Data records
----
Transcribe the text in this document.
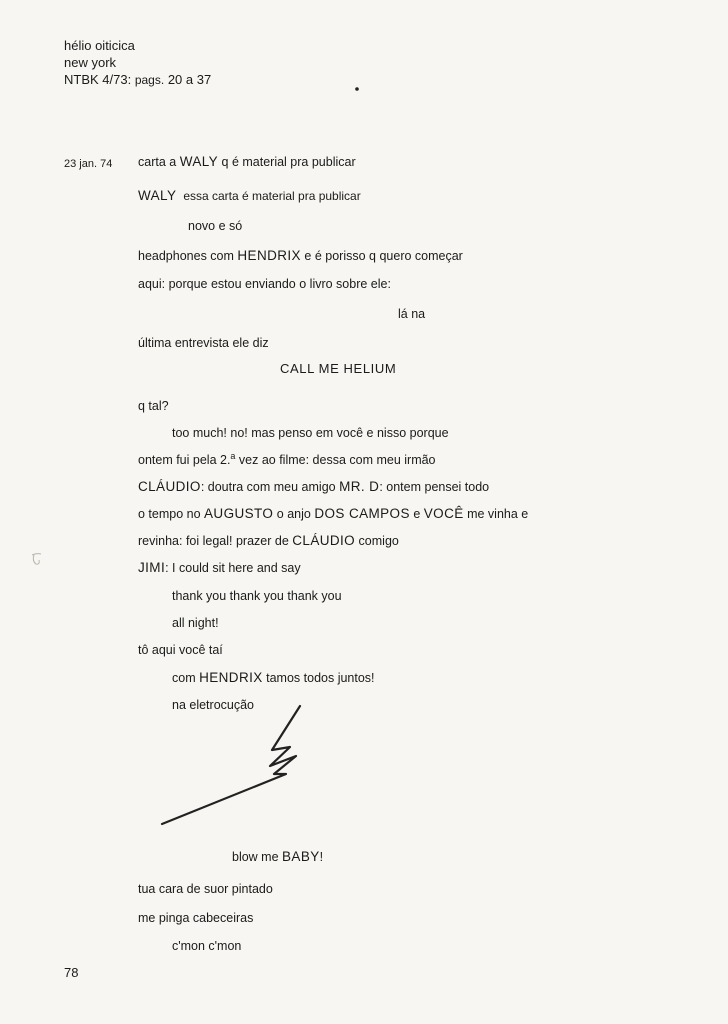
hélio oiticica
new york
NTBK 4/73: pags. 20 a 37
23 jan. 74 carta a WALY q é material pra publicar
WALY essa carta é material pra publicar
novo e só
headphones com HENDRIX e é porisso q quero começar
aqui: porque estou enviando o livro sobre ele:
lá na
última entrevista ele diz
CALL ME HELIUM
q tal?
too much! no! mas penso em você e nisso porque
ontem fui pela 2.$^a$ vez ao filme: dessa com meu irmão
CLÁUDIO: doutra com meu amigo MR. D: ontem pensei todo
o tempo no AUGUSTO o anjo DOS CAMPOS e VOCÊ me vinha e
revinha: foi legal! prazer de CLÁUDIO comigo
JIMI: I could sit here and say
thank you thank you thank you
all night!
tô aqui você taí
com HENDRIX tamos todos juntos!
na eletrocução
blow me BABY!
tua cara de suor pintado
me pinga cabeceiras
c'mon c'mon
78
----
DIRECTIONS FOR THIS TASK: Copy out all lines above that include the string "aqui".

IN RESPONSE:
aqui: porque estou enviando o livro sobre ele:
tô aqui você taí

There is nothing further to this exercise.